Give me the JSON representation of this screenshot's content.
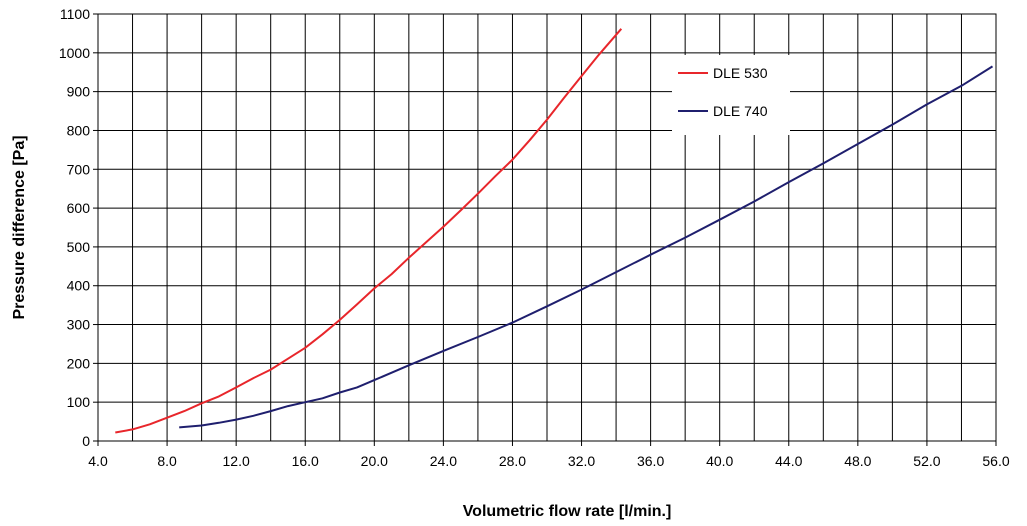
{
  "chart_data": {
    "type": "line",
    "xlabel": "Volumetric flow rate [l/min.]",
    "ylabel": "Pressure difference [Pa]",
    "xlim": [
      4.0,
      56.0
    ],
    "ylim": [
      0,
      1100
    ],
    "x_ticks": [
      "4.0",
      "8.0",
      "12.0",
      "16.0",
      "20.0",
      "24.0",
      "28.0",
      "32.0",
      "36.0",
      "40.0",
      "44.0",
      "48.0",
      "52.0",
      "56.0"
    ],
    "y_ticks": [
      "0",
      "100",
      "200",
      "300",
      "400",
      "500",
      "600",
      "700",
      "800",
      "900",
      "1000",
      "1100"
    ],
    "x_gridlines_every": 2,
    "grid": true,
    "legend_position": "top-right",
    "series": [
      {
        "name": "DLE 530",
        "color": "#e8262b",
        "x": [
          5.0,
          6.0,
          7.0,
          8.0,
          9.0,
          10.0,
          11.0,
          12.0,
          13.0,
          14.0,
          15.0,
          16.0,
          17.0,
          18.0,
          19.0,
          20.0,
          21.0,
          22.0,
          23.0,
          24.0,
          25.0,
          26.0,
          27.0,
          28.0,
          29.0,
          30.0,
          31.0,
          32.0,
          33.0,
          34.3
        ],
        "y": [
          22,
          30,
          43,
          60,
          77,
          97,
          115,
          138,
          162,
          184,
          212,
          240,
          275,
          312,
          352,
          393,
          430,
          472,
          512,
          552,
          594,
          637,
          682,
          725,
          775,
          828,
          885,
          940,
          995,
          1062
        ]
      },
      {
        "name": "DLE 740",
        "color": "#1f1f6e",
        "x": [
          8.7,
          10.0,
          11.0,
          12.0,
          13.0,
          14.0,
          15.0,
          16.0,
          17.0,
          18.0,
          19.0,
          20.0,
          22.0,
          24.0,
          26.0,
          28.0,
          30.0,
          32.0,
          34.0,
          36.0,
          38.0,
          40.0,
          42.0,
          44.0,
          46.0,
          48.0,
          50.0,
          52.0,
          54.0,
          55.8
        ],
        "y": [
          35,
          40,
          47,
          55,
          65,
          77,
          90,
          100,
          110,
          125,
          138,
          157,
          195,
          232,
          268,
          305,
          347,
          390,
          435,
          480,
          524,
          570,
          617,
          667,
          715,
          765,
          815,
          867,
          915,
          965
        ]
      }
    ]
  }
}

----------------------------------------

• Work to do
All the lines above are to be given again exactly as they read, with the pictures removed.

• Solution for this task
Give me the JSON representation of this screenshot's content.
{
  "chart_data": {
    "type": "line",
    "xlabel": "Volumetric flow rate [l/min.]",
    "ylabel": "Pressure difference [Pa]",
    "xlim": [
      4.0,
      56.0
    ],
    "ylim": [
      0,
      1100
    ],
    "x_ticks": [
      "4.0",
      "8.0",
      "12.0",
      "16.0",
      "20.0",
      "24.0",
      "28.0",
      "32.0",
      "36.0",
      "40.0",
      "44.0",
      "48.0",
      "52.0",
      "56.0"
    ],
    "y_ticks": [
      "0",
      "100",
      "200",
      "300",
      "400",
      "500",
      "600",
      "700",
      "800",
      "900",
      "1000",
      "1100"
    ],
    "x_gridlines_every": 2,
    "grid": true,
    "legend_position": "top-right",
    "series": [
      {
        "name": "DLE 530",
        "color": "#e8262b",
        "x": [
          5.0,
          6.0,
          7.0,
          8.0,
          9.0,
          10.0,
          11.0,
          12.0,
          13.0,
          14.0,
          15.0,
          16.0,
          17.0,
          18.0,
          19.0,
          20.0,
          21.0,
          22.0,
          23.0,
          24.0,
          25.0,
          26.0,
          27.0,
          28.0,
          29.0,
          30.0,
          31.0,
          32.0,
          33.0,
          34.3
        ],
        "y": [
          22,
          30,
          43,
          60,
          77,
          97,
          115,
          138,
          162,
          184,
          212,
          240,
          275,
          312,
          352,
          393,
          430,
          472,
          512,
          552,
          594,
          637,
          682,
          725,
          775,
          828,
          885,
          940,
          995,
          1062
        ]
      },
      {
        "name": "DLE 740",
        "color": "#1f1f6e",
        "x": [
          8.7,
          10.0,
          11.0,
          12.0,
          13.0,
          14.0,
          15.0,
          16.0,
          17.0,
          18.0,
          19.0,
          20.0,
          22.0,
          24.0,
          26.0,
          28.0,
          30.0,
          32.0,
          34.0,
          36.0,
          38.0,
          40.0,
          42.0,
          44.0,
          46.0,
          48.0,
          50.0,
          52.0,
          54.0,
          55.8
        ],
        "y": [
          35,
          40,
          47,
          55,
          65,
          77,
          90,
          100,
          110,
          125,
          138,
          157,
          195,
          232,
          268,
          305,
          347,
          390,
          435,
          480,
          524,
          570,
          617,
          667,
          715,
          765,
          815,
          867,
          915,
          965
        ]
      }
    ]
  }
}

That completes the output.